--- TEXT PROVIDED Enclosed Below ---

The Relationship and Differences Between Type I and Type II Virtualization

Virtualization can be thought of as “building a house”:

Type I (Bare Metal) directly builds a “virtualization layer” (Hypervisor) on the “foundation”—the bare metal hardware, and then treats each operating system as a “tenant”. There is no “landlord”; the house is directly on the foundation, providing the best performance. Typical representatives include: VMware ESXi, Xen, KVM.

Type II (Hosted)

first lays down a “landlord”—the host operating system, and then builds the “virtualization layer” on top of this layer, where the tenant OS can only reside on the second floor. The house has an additional layer between it and the foundation, resulting in slightly lower performance, but it can leverage the host OS’s drivers and toolchain for simpler deployment. Typical representatives include: VMware Workstation, VirtualBox, Parallels.

--- End of Enclosed TEXT PROVIDED ---
--- RECORDS SHOWN Enclosed Below ---

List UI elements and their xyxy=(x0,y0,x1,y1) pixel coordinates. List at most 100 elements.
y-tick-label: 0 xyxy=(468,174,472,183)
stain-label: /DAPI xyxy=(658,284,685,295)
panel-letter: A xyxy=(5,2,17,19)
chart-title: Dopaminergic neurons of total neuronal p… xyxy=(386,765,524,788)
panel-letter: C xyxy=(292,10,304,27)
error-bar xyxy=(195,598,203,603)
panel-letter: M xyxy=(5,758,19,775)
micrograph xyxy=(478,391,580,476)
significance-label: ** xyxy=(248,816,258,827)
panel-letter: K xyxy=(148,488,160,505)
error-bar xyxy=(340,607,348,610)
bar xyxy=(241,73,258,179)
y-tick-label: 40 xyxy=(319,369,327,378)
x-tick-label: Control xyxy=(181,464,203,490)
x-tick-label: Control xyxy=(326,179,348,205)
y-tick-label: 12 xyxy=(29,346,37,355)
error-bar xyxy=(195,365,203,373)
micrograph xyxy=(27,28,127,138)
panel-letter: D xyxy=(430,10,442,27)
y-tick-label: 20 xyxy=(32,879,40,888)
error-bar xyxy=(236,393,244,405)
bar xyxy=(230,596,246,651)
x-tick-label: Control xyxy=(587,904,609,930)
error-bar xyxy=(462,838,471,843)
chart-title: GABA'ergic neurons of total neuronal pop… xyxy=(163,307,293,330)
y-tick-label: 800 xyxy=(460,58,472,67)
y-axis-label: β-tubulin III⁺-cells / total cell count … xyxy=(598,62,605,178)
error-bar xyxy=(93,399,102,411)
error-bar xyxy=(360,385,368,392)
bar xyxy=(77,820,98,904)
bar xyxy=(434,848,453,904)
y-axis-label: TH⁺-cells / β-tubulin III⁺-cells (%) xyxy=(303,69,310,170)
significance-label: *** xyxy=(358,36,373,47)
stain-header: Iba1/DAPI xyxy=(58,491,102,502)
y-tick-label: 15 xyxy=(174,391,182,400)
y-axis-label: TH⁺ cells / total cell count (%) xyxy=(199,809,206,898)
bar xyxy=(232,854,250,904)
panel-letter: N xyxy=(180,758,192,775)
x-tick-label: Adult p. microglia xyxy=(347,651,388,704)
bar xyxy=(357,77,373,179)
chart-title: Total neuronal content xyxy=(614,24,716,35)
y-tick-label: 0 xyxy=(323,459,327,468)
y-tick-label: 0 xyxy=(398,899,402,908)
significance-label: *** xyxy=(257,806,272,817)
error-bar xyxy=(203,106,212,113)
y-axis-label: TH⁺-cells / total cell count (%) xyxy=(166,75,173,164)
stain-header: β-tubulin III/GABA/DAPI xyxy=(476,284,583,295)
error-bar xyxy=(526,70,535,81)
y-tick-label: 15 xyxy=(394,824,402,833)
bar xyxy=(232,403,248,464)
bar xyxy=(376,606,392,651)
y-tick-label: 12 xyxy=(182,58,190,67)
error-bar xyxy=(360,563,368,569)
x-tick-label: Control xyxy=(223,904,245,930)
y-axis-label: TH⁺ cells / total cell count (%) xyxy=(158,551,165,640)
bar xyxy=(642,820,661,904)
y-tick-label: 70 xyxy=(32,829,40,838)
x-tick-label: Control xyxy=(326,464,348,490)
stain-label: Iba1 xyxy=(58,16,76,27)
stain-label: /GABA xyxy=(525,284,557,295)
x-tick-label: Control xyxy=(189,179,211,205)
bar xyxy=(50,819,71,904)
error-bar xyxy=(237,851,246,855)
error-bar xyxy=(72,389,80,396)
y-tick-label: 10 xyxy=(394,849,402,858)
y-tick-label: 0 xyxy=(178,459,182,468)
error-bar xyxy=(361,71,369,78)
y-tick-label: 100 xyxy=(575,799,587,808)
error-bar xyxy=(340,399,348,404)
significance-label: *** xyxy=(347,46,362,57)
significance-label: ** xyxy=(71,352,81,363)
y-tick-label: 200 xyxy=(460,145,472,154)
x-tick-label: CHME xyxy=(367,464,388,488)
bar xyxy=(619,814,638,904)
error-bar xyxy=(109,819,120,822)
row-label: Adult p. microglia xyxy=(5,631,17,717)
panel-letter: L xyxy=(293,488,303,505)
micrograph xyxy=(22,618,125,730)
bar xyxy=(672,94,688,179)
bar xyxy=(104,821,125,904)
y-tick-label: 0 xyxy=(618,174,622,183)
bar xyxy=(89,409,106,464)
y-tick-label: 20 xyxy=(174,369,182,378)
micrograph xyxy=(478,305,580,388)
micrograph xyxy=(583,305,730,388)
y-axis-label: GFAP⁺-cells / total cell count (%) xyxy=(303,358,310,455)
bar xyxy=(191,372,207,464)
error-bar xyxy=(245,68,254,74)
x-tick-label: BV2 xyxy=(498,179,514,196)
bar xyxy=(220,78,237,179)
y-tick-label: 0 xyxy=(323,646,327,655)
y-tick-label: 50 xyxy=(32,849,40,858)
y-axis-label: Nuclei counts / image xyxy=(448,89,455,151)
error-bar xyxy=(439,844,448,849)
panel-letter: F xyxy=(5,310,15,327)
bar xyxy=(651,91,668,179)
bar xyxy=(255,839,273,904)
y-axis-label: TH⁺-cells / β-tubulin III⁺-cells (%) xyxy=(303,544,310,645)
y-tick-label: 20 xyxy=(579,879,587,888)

--- End of Enclosed RECORDS SHOWN ---

▶ _TASK INSTRUCTIONS_:
(A) Could you quote the virtualization text word for word, everything from "Virtualization can be" down to "ESXi, Xen, KVM."?
(B) How would the virtualization text go on from its last sentence? Extend it.

▶ _ANSWER SET_:
(A)
Virtualization can be thought of as “building a house”:

Type I (Bare Metal) directly builds a “virtualization layer” (Hypervisor) on the “foundation”—the bare metal hardware, and then treats each operating system as a “tenant”. There is no “landlord”; the house is directly on the foundation, providing the best performance. Typical representatives include: VMware ESXi, Xen, KVM.

(B)
Relationship: Both use a Hypervisor to partition hardware resources, allowing multiple operating systems to share the same machine.Differences:

  1. Layer Level: Type I operates directly on hardware; Type II operates within the host OS.

  2. Performance: Type I is close to native; Type II has an additional layer of scheduling, resulting in slightly higher overhead.

  3. Usability: Type I requires specific drivers and tools; Type II can utilize the host ecosystem, making it ready to use upon installation.